■ DATA FOR PROCESSING
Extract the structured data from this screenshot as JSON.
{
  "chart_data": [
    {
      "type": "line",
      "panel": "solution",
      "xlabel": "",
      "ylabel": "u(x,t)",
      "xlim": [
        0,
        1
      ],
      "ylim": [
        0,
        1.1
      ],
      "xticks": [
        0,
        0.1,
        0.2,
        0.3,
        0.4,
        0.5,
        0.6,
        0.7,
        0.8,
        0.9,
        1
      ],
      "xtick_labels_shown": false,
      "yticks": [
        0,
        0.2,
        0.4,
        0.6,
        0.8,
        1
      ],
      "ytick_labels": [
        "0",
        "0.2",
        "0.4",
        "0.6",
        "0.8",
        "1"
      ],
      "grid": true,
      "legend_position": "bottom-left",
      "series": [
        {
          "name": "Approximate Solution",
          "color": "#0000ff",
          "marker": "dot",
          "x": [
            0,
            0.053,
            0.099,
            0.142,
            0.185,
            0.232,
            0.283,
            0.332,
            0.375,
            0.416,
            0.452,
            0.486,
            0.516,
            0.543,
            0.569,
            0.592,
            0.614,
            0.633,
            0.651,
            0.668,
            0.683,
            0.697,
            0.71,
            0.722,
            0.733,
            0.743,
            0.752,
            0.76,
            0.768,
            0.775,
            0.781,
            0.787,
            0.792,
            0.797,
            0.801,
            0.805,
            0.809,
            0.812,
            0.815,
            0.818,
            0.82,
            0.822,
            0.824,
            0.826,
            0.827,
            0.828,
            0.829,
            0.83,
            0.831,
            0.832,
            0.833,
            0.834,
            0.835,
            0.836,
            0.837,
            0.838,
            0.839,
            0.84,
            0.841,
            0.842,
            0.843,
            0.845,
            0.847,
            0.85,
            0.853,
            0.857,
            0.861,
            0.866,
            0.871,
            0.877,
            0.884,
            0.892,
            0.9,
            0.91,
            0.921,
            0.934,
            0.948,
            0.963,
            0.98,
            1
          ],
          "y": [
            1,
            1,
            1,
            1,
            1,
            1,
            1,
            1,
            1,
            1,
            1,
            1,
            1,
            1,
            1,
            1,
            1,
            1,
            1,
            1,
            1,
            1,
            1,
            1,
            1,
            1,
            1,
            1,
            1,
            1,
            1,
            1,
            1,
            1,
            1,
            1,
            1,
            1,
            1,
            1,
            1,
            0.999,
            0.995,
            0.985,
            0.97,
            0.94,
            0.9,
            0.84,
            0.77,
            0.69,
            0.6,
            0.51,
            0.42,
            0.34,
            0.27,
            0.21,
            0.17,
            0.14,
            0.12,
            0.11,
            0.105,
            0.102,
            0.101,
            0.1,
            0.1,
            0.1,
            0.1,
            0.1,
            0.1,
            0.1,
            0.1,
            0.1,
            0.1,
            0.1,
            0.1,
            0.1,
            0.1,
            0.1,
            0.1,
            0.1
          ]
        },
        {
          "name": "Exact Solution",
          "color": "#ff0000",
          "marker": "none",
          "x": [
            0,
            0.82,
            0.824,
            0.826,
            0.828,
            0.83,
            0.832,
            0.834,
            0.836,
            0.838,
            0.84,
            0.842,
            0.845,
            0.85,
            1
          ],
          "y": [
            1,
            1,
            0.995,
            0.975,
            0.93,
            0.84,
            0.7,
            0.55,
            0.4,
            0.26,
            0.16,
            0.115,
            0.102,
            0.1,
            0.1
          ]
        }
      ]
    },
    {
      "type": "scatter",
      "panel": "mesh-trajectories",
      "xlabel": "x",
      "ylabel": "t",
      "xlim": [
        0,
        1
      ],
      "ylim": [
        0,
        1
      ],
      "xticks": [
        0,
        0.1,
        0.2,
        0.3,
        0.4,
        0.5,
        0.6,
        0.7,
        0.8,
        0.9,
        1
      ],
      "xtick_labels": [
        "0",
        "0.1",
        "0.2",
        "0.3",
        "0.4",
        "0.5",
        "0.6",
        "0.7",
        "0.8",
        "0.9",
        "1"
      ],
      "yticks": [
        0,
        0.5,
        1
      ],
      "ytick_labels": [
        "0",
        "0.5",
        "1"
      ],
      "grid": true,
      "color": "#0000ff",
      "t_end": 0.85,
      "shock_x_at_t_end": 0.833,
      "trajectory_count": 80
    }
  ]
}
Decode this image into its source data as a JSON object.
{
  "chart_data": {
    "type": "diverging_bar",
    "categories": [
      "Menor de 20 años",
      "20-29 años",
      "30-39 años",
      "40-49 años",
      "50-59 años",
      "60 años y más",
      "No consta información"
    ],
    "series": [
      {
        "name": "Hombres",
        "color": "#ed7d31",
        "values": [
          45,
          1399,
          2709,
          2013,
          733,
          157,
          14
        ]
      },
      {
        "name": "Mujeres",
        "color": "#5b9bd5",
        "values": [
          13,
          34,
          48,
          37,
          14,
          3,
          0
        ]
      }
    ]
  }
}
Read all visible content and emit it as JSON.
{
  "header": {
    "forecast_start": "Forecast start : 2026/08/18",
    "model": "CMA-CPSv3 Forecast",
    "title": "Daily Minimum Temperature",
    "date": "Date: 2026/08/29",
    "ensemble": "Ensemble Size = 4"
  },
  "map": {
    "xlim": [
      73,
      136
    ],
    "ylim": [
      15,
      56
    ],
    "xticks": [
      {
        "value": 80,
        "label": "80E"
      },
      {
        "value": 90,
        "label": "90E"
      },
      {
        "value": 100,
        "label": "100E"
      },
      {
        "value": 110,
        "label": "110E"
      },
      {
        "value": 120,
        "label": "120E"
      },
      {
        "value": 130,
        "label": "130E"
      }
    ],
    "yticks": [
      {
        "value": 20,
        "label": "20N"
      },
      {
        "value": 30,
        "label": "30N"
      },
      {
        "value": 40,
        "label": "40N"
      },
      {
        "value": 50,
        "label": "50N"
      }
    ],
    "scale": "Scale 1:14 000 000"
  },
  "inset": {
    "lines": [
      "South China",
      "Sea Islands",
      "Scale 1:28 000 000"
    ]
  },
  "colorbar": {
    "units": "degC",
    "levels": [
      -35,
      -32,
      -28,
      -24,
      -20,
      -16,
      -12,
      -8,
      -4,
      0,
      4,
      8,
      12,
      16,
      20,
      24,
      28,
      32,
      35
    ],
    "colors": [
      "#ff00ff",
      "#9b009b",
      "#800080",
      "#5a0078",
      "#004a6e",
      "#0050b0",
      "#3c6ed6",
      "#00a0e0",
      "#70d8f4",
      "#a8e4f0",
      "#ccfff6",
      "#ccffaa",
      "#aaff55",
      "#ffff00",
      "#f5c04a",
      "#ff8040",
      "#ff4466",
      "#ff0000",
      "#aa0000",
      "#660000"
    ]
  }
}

■ PROBLEM TO SOLVE
Each record must be repeated exactly as it is.

■ WRITTEN ANSWER
Extract the structured data from this screenshot as JSON.
{
  "chart_data": [
    {
      "type": "line",
      "panel": "solution",
      "xlabel": "",
      "ylabel": "u(x,t)",
      "xlim": [
        0,
        1
      ],
      "ylim": [
        0,
        1.1
      ],
      "xticks": [
        0,
        0.1,
        0.2,
        0.3,
        0.4,
        0.5,
        0.6,
        0.7,
        0.8,
        0.9,
        1
      ],
      "xtick_labels_shown": false,
      "yticks": [
        0,
        0.2,
        0.4,
        0.6,
        0.8,
        1
      ],
      "ytick_labels": [
        "0",
        "0.2",
        "0.4",
        "0.6",
        "0.8",
        "1"
      ],
      "grid": true,
      "legend_position": "bottom-left",
      "series": [
        {
          "name": "Approximate Solution",
          "color": "#0000ff",
          "marker": "dot",
          "x": [
            0,
            0.053,
            0.099,
            0.142,
            0.185,
            0.232,
            0.283,
            0.332,
            0.375,
            0.416,
            0.452,
            0.486,
            0.516,
            0.543,
            0.569,
            0.592,
            0.614,
            0.633,
            0.651,
            0.668,
            0.683,
            0.697,
            0.71,
            0.722,
            0.733,
            0.743,
            0.752,
            0.76,
            0.768,
            0.775,
            0.781,
            0.787,
            0.792,
            0.797,
            0.801,
            0.805,
            0.809,
            0.812,
            0.815,
            0.818,
            0.82,
            0.822,
            0.824,
            0.826,
            0.827,
            0.828,
            0.829,
            0.83,
            0.831,
            0.832,
            0.833,
            0.834,
            0.835,
            0.836,
            0.837,
            0.838,
            0.839,
            0.84,
            0.841,
            0.842,
            0.843,
            0.845,
            0.847,
            0.85,
            0.853,
            0.857,
            0.861,
            0.866,
            0.871,
            0.877,
            0.884,
            0.892,
            0.9,
            0.91,
            0.921,
            0.934,
            0.948,
            0.963,
            0.98,
            1
          ],
          "y": [
            1,
            1,
            1,
            1,
            1,
            1,
            1,
            1,
            1,
            1,
            1,
            1,
            1,
            1,
            1,
            1,
            1,
            1,
            1,
            1,
            1,
            1,
            1,
            1,
            1,
            1,
            1,
            1,
            1,
            1,
            1,
            1,
            1,
            1,
            1,
            1,
            1,
            1,
            1,
            1,
            1,
            0.999,
            0.995,
            0.985,
            0.97,
            0.94,
            0.9,
            0.84,
            0.77,
            0.69,
            0.6,
            0.51,
            0.42,
            0.34,
            0.27,
            0.21,
            0.17,
            0.14,
            0.12,
            0.11,
            0.105,
            0.102,
            0.101,
            0.1,
            0.1,
            0.1,
            0.1,
            0.1,
            0.1,
            0.1,
            0.1,
            0.1,
            0.1,
            0.1,
            0.1,
            0.1,
            0.1,
            0.1,
            0.1,
            0.1
          ]
        },
        {
          "name": "Exact Solution",
          "color": "#ff0000",
          "marker": "none",
          "x": [
            0,
            0.82,
            0.824,
            0.826,
            0.828,
            0.83,
            0.832,
            0.834,
            0.836,
            0.838,
            0.84,
            0.842,
            0.845,
            0.85,
            1
          ],
          "y": [
            1,
            1,
            0.995,
            0.975,
            0.93,
            0.84,
            0.7,
            0.55,
            0.4,
            0.26,
            0.16,
            0.115,
            0.102,
            0.1,
            0.1
          ]
        }
      ]
    },
    {
      "type": "scatter",
      "panel": "mesh-trajectories",
      "xlabel": "x",
      "ylabel": "t",
      "xlim": [
        0,
        1
      ],
      "ylim": [
        0,
        1
      ],
      "xticks": [
        0,
        0.1,
        0.2,
        0.3,
        0.4,
        0.5,
        0.6,
        0.7,
        0.8,
        0.9,
        1
      ],
      "xtick_labels": [
        "0",
        "0.1",
        "0.2",
        "0.3",
        "0.4",
        "0.5",
        "0.6",
        "0.7",
        "0.8",
        "0.9",
        "1"
      ],
      "yticks": [
        0,
        0.5,
        1
      ],
      "ytick_labels": [
        "0",
        "0.5",
        "1"
      ],
      "grid": true,
      "color": "#0000ff",
      "t_end": 0.85,
      "shock_x_at_t_end": 0.833,
      "trajectory_count": 80
    }
  ]
}
Decode this image into its source data as a JSON object.
{
  "chart_data": {
    "type": "diverging_bar",
    "categories": [
      "Menor de 20 años",
      "20-29 años",
      "30-39 años",
      "40-49 años",
      "50-59 años",
      "60 años y más",
      "No consta información"
    ],
    "series": [
      {
        "name": "Hombres",
        "color": "#ed7d31",
        "values": [
          45,
          1399,
          2709,
          2013,
          733,
          157,
          14
        ]
      },
      {
        "name": "Mujeres",
        "color": "#5b9bd5",
        "values": [
          13,
          34,
          48,
          37,
          14,
          3,
          0
        ]
      }
    ]
  }
}
Read all visible content and emit it as JSON.
{
  "header": {
    "forecast_start": "Forecast start : 2026/08/18",
    "model": "CMA-CPSv3 Forecast",
    "title": "Daily Minimum Temperature",
    "date": "Date: 2026/08/29",
    "ensemble": "Ensemble Size = 4"
  },
  "map": {
    "xlim": [
      73,
      136
    ],
    "ylim": [
      15,
      56
    ],
    "xticks": [
      {
        "value": 80,
        "label": "80E"
      },
      {
        "value": 90,
        "label": "90E"
      },
      {
        "value": 100,
        "label": "100E"
      },
      {
        "value": 110,
        "label": "110E"
      },
      {
        "value": 120,
        "label": "120E"
      },
      {
        "value": 130,
        "label": "130E"
      }
    ],
    "yticks": [
      {
        "value": 20,
        "label": "20N"
      },
      {
        "value": 30,
        "label": "30N"
      },
      {
        "value": 40,
        "label": "40N"
      },
      {
        "value": 50,
        "label": "50N"
      }
    ],
    "scale": "Scale 1:14 000 000"
  },
  "inset": {
    "lines": [
      "South China",
      "Sea Islands",
      "Scale 1:28 000 000"
    ]
  },
  "colorbar": {
    "units": "degC",
    "levels": [
      -35,
      -32,
      -28,
      -24,
      -20,
      -16,
      -12,
      -8,
      -4,
      0,
      4,
      8,
      12,
      16,
      20,
      24,
      28,
      32,
      35
    ],
    "colors": [
      "#ff00ff",
      "#9b009b",
      "#800080",
      "#5a0078",
      "#004a6e",
      "#0050b0",
      "#3c6ed6",
      "#00a0e0",
      "#70d8f4",
      "#a8e4f0",
      "#ccfff6",
      "#ccffaa",
      "#aaff55",
      "#ffff00",
      "#f5c04a",
      "#ff8040",
      "#ff4466",
      "#ff0000",
      "#aa0000",
      "#660000"
    ]
  }
}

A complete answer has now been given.